### Set exercise
Skip all pictures, then print the remaining material exactly.

(begin)

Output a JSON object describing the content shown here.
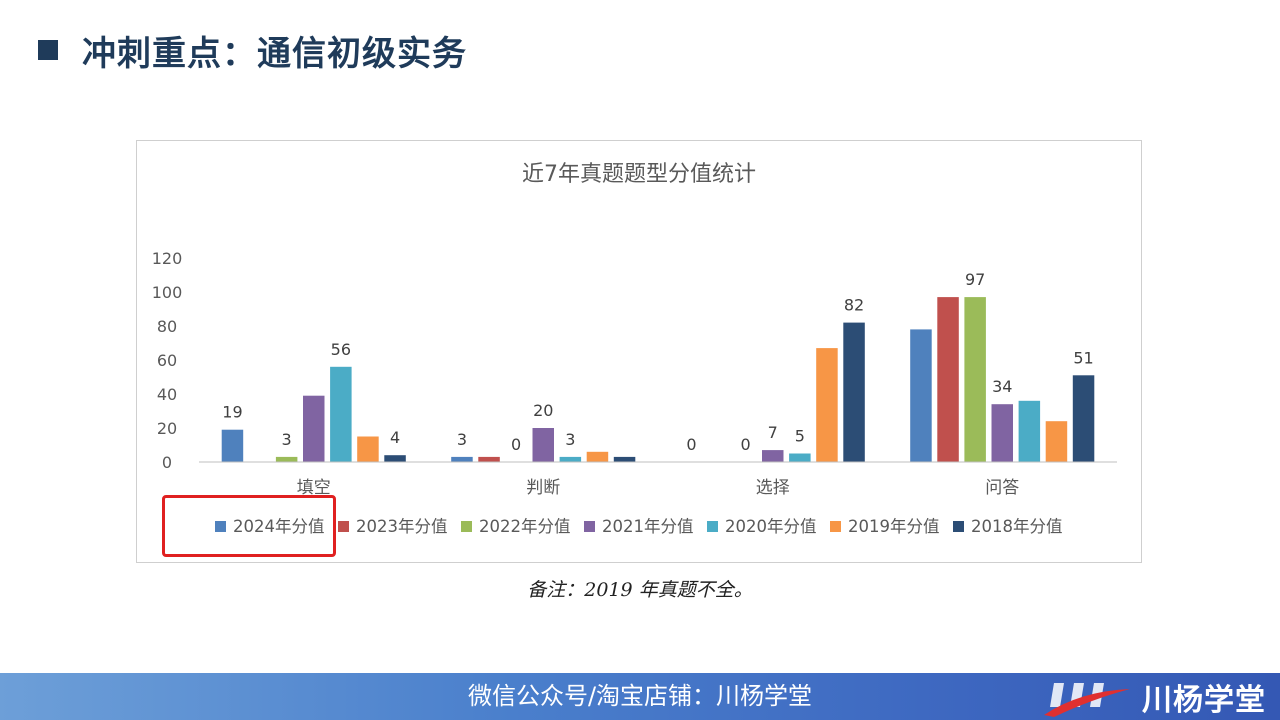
{
  "slide": {
    "title": "冲刺重点：通信初级实务",
    "note": "备注：2019 年真题不全。",
    "footer_text": "微信公众号/淘宝店铺：川杨学堂",
    "logo_text": "川杨学堂"
  },
  "colors": {
    "title": "#1f3b5a",
    "highlight": "#e02020",
    "series": [
      "#4f81bd",
      "#c0504d",
      "#9bbb59",
      "#8064a2",
      "#4bacc6",
      "#f79646",
      "#2c4d75"
    ]
  },
  "chart_data": {
    "type": "bar",
    "title": "近7年真题题型分值统计",
    "categories": [
      "填空",
      "判断",
      "选择",
      "问答"
    ],
    "ylim": [
      0,
      120
    ],
    "yticks": [
      0,
      20,
      40,
      60,
      80,
      100,
      120
    ],
    "grid": false,
    "legend_position": "bottom",
    "series": [
      {
        "name": "2024年分值",
        "values": [
          19,
          3,
          0,
          78
        ],
        "labels": [
          "19",
          "3",
          "0",
          ""
        ]
      },
      {
        "name": "2023年分值",
        "values": [
          0,
          3,
          0,
          97
        ],
        "labels": [
          "",
          "",
          "",
          ""
        ]
      },
      {
        "name": "2022年分值",
        "values": [
          3,
          0,
          0,
          97
        ],
        "labels": [
          "3",
          "0",
          "0",
          "97"
        ]
      },
      {
        "name": "2021年分值",
        "values": [
          39,
          20,
          7,
          34
        ],
        "labels": [
          "",
          "20",
          "7",
          "34"
        ]
      },
      {
        "name": "2020年分值",
        "values": [
          56,
          3,
          5,
          36
        ],
        "labels": [
          "56",
          "3",
          "5",
          ""
        ]
      },
      {
        "name": "2019年分值",
        "values": [
          15,
          6,
          67,
          24
        ],
        "labels": [
          "",
          "",
          "",
          ""
        ]
      },
      {
        "name": "2018年分值",
        "values": [
          4,
          3,
          82,
          51
        ],
        "labels": [
          "4",
          "",
          "82",
          "51"
        ]
      }
    ]
  }
}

(end)

### Answer to the task
Output a JSON object describing the content shown here.
{
  "slide": {
    "title": "冲刺重点：通信初级实务",
    "note": "备注：2019 年真题不全。",
    "footer_text": "微信公众号/淘宝店铺：川杨学堂",
    "logo_text": "川杨学堂"
  },
  "colors": {
    "title": "#1f3b5a",
    "highlight": "#e02020",
    "series": [
      "#4f81bd",
      "#c0504d",
      "#9bbb59",
      "#8064a2",
      "#4bacc6",
      "#f79646",
      "#2c4d75"
    ]
  },
  "chart_data": {
    "type": "bar",
    "title": "近7年真题题型分值统计",
    "categories": [
      "填空",
      "判断",
      "选择",
      "问答"
    ],
    "ylim": [
      0,
      120
    ],
    "yticks": [
      0,
      20,
      40,
      60,
      80,
      100,
      120
    ],
    "grid": false,
    "legend_position": "bottom",
    "series": [
      {
        "name": "2024年分值",
        "values": [
          19,
          3,
          0,
          78
        ],
        "labels": [
          "19",
          "3",
          "0",
          ""
        ]
      },
      {
        "name": "2023年分值",
        "values": [
          0,
          3,
          0,
          97
        ],
        "labels": [
          "",
          "",
          "",
          ""
        ]
      },
      {
        "name": "2022年分值",
        "values": [
          3,
          0,
          0,
          97
        ],
        "labels": [
          "3",
          "0",
          "0",
          "97"
        ]
      },
      {
        "name": "2021年分值",
        "values": [
          39,
          20,
          7,
          34
        ],
        "labels": [
          "",
          "20",
          "7",
          "34"
        ]
      },
      {
        "name": "2020年分值",
        "values": [
          56,
          3,
          5,
          36
        ],
        "labels": [
          "56",
          "3",
          "5",
          ""
        ]
      },
      {
        "name": "2019年分值",
        "values": [
          15,
          6,
          67,
          24
        ],
        "labels": [
          "",
          "",
          "",
          ""
        ]
      },
      {
        "name": "2018年分值",
        "values": [
          4,
          3,
          82,
          51
        ],
        "labels": [
          "4",
          "",
          "82",
          "51"
        ]
      }
    ]
  }
}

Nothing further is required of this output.